# EXERCISE DETAILS
Could you give the listing again from its start through the line containing "normal-fit-curve [110, 958, 1032, 1539]", with "sem-grain" replaced by "grain" and everything else unchanged?

# LISTING
====================

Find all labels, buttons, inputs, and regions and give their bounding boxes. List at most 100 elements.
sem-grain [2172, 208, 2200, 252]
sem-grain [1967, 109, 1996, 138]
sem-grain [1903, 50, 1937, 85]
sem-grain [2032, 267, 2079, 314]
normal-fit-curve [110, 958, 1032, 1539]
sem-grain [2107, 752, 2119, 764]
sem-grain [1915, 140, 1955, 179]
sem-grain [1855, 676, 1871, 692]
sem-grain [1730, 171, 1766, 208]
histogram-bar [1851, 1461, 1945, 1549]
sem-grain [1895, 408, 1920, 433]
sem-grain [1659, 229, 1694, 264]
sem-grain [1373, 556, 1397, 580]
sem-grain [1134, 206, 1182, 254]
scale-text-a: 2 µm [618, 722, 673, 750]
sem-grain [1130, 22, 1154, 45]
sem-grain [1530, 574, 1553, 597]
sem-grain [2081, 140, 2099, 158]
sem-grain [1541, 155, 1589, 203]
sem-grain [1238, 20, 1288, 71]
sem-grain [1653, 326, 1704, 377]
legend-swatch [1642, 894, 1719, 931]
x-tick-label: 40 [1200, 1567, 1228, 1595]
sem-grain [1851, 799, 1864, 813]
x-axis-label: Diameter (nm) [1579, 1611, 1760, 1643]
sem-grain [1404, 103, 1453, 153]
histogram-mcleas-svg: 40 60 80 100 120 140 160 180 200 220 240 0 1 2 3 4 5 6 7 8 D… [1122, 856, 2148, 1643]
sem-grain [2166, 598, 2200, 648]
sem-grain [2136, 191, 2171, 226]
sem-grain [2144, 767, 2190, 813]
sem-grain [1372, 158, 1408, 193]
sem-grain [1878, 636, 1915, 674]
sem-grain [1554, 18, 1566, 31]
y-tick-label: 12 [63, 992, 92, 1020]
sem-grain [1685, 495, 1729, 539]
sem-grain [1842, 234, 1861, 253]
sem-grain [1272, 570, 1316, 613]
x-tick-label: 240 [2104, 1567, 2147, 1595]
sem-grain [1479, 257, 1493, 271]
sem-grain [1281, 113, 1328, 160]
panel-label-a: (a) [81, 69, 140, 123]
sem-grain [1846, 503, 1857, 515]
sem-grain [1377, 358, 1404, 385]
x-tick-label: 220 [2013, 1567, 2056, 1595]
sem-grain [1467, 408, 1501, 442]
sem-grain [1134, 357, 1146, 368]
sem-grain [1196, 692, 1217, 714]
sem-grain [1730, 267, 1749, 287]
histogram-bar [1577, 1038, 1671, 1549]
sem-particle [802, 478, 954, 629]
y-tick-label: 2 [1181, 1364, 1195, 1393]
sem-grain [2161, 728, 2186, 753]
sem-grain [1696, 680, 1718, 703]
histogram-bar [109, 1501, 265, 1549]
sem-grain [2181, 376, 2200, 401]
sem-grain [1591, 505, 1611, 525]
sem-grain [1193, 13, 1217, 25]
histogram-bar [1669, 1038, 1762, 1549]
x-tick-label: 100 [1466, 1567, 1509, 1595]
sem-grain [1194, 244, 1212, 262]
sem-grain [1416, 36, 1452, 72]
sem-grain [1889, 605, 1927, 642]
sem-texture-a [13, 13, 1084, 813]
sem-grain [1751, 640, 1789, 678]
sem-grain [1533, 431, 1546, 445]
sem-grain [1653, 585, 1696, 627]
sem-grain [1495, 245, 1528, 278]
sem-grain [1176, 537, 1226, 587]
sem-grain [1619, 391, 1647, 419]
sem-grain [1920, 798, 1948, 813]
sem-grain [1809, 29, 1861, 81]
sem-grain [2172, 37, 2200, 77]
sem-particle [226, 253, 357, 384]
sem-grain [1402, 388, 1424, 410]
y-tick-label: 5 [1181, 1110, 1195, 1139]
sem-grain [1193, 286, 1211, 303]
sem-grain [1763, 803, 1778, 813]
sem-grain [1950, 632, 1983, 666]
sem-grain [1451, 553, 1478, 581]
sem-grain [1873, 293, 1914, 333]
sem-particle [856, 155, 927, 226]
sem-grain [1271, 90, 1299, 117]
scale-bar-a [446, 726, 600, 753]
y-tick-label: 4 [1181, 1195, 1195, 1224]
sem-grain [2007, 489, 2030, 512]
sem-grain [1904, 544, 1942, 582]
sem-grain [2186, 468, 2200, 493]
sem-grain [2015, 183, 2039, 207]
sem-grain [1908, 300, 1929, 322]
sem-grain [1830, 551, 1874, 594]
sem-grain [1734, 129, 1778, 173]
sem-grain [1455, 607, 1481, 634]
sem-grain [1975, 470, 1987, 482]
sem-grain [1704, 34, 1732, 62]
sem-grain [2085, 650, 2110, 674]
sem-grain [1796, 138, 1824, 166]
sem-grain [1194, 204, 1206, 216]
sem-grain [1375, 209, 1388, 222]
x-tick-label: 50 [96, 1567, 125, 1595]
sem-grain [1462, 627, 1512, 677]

====================

# EXPECTED OUTPUT
Find all labels, buttons, inputs, and regions and give their bounding boxes. List at most 100 elements.
grain [2172, 208, 2200, 252]
grain [1967, 109, 1996, 138]
grain [1903, 50, 1937, 85]
grain [2032, 267, 2079, 314]
normal-fit-curve [110, 958, 1032, 1539]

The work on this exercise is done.